# GIVEN INSTRUCTION:
Each record needs to be echoed exactly; can you do that?

# DATA SHOWN:
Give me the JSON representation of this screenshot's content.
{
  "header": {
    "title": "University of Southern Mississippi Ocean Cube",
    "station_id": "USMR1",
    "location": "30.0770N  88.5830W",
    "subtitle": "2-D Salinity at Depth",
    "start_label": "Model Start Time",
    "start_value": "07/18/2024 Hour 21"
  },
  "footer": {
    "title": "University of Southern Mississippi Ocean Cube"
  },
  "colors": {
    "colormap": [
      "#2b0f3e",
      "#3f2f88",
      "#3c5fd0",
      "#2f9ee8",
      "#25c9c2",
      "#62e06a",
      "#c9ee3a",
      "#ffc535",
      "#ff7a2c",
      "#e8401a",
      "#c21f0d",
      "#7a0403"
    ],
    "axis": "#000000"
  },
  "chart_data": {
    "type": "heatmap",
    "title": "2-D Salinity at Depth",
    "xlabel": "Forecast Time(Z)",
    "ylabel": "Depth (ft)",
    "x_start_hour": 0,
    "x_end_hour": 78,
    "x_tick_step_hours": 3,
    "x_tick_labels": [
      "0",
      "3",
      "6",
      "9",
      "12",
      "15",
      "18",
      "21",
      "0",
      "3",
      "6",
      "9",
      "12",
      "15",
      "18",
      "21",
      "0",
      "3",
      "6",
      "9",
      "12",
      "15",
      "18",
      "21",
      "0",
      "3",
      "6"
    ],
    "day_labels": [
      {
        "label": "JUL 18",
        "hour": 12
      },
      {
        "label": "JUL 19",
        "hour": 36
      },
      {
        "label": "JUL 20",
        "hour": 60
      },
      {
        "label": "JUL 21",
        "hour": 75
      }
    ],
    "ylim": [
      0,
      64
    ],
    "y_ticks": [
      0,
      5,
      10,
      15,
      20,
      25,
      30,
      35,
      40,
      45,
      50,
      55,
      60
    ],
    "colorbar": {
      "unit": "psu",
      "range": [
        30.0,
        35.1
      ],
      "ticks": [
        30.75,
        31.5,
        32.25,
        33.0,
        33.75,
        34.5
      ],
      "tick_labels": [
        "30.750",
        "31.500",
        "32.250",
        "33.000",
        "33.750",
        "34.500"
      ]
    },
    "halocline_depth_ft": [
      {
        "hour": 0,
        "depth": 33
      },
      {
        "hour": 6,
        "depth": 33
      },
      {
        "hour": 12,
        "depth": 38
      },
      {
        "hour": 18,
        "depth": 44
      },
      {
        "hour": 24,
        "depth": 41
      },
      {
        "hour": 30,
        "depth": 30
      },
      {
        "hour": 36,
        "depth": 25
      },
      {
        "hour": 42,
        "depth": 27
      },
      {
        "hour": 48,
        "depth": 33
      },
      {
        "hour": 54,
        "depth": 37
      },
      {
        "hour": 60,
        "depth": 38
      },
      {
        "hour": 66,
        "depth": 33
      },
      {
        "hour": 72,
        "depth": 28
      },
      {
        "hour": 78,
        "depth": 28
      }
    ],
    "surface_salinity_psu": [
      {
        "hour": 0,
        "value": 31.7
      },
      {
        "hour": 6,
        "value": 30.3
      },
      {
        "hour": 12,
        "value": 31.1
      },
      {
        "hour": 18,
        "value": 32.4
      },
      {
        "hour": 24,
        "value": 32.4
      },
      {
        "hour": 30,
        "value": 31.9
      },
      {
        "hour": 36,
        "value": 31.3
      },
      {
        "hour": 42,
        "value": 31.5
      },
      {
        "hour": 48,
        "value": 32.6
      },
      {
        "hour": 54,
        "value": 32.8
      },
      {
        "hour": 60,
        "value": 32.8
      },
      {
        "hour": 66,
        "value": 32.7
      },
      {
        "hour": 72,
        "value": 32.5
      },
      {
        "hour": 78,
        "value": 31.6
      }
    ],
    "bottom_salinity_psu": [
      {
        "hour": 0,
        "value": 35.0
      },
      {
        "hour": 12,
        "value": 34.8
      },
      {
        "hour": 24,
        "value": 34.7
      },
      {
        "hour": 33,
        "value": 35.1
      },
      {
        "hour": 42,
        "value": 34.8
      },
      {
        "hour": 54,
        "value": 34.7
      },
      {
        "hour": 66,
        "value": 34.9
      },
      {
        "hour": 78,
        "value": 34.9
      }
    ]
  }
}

# EXERCISE RESPONSE:
Give me the JSON representation of this screenshot's content.
{
  "header": {
    "title": "University of Southern Mississippi Ocean Cube",
    "station_id": "USMR1",
    "location": "30.0770N  88.5830W",
    "subtitle": "2-D Salinity at Depth",
    "start_label": "Model Start Time",
    "start_value": "07/18/2024 Hour 21"
  },
  "footer": {
    "title": "University of Southern Mississippi Ocean Cube"
  },
  "colors": {
    "colormap": [
      "#2b0f3e",
      "#3f2f88",
      "#3c5fd0",
      "#2f9ee8",
      "#25c9c2",
      "#62e06a",
      "#c9ee3a",
      "#ffc535",
      "#ff7a2c",
      "#e8401a",
      "#c21f0d",
      "#7a0403"
    ],
    "axis": "#000000"
  },
  "chart_data": {
    "type": "heatmap",
    "title": "2-D Salinity at Depth",
    "xlabel": "Forecast Time(Z)",
    "ylabel": "Depth (ft)",
    "x_start_hour": 0,
    "x_end_hour": 78,
    "x_tick_step_hours": 3,
    "x_tick_labels": [
      "0",
      "3",
      "6",
      "9",
      "12",
      "15",
      "18",
      "21",
      "0",
      "3",
      "6",
      "9",
      "12",
      "15",
      "18",
      "21",
      "0",
      "3",
      "6",
      "9",
      "12",
      "15",
      "18",
      "21",
      "0",
      "3",
      "6"
    ],
    "day_labels": [
      {
        "label": "JUL 18",
        "hour": 12
      },
      {
        "label": "JUL 19",
        "hour": 36
      },
      {
        "label": "JUL 20",
        "hour": 60
      },
      {
        "label": "JUL 21",
        "hour": 75
      }
    ],
    "ylim": [
      0,
      64
    ],
    "y_ticks": [
      0,
      5,
      10,
      15,
      20,
      25,
      30,
      35,
      40,
      45,
      50,
      55,
      60
    ],
    "colorbar": {
      "unit": "psu",
      "range": [
        30.0,
        35.1
      ],
      "ticks": [
        30.75,
        31.5,
        32.25,
        33.0,
        33.75,
        34.5
      ],
      "tick_labels": [
        "30.750",
        "31.500",
        "32.250",
        "33.000",
        "33.750",
        "34.500"
      ]
    },
    "halocline_depth_ft": [
      {
        "hour": 0,
        "depth": 33
      },
      {
        "hour": 6,
        "depth": 33
      },
      {
        "hour": 12,
        "depth": 38
      },
      {
        "hour": 18,
        "depth": 44
      },
      {
        "hour": 24,
        "depth": 41
      },
      {
        "hour": 30,
        "depth": 30
      },
      {
        "hour": 36,
        "depth": 25
      },
      {
        "hour": 42,
        "depth": 27
      },
      {
        "hour": 48,
        "depth": 33
      },
      {
        "hour": 54,
        "depth": 37
      },
      {
        "hour": 60,
        "depth": 38
      },
      {
        "hour": 66,
        "depth": 33
      },
      {
        "hour": 72,
        "depth": 28
      },
      {
        "hour": 78,
        "depth": 28
      }
    ],
    "surface_salinity_psu": [
      {
        "hour": 0,
        "value": 31.7
      },
      {
        "hour": 6,
        "value": 30.3
      },
      {
        "hour": 12,
        "value": 31.1
      },
      {
        "hour": 18,
        "value": 32.4
      },
      {
        "hour": 24,
        "value": 32.4
      },
      {
        "hour": 30,
        "value": 31.9
      },
      {
        "hour": 36,
        "value": 31.3
      },
      {
        "hour": 42,
        "value": 31.5
      },
      {
        "hour": 48,
        "value": 32.6
      },
      {
        "hour": 54,
        "value": 32.8
      },
      {
        "hour": 60,
        "value": 32.8
      },
      {
        "hour": 66,
        "value": 32.7
      },
      {
        "hour": 72,
        "value": 32.5
      },
      {
        "hour": 78,
        "value": 31.6
      }
    ],
    "bottom_salinity_psu": [
      {
        "hour": 0,
        "value": 35.0
      },
      {
        "hour": 12,
        "value": 34.8
      },
      {
        "hour": 24,
        "value": 34.7
      },
      {
        "hour": 33,
        "value": 35.1
      },
      {
        "hour": 42,
        "value": 34.8
      },
      {
        "hour": 54,
        "value": 34.7
      },
      {
        "hour": 66,
        "value": 34.9
      },
      {
        "hour": 78,
        "value": 34.9
      }
    ]
  }
}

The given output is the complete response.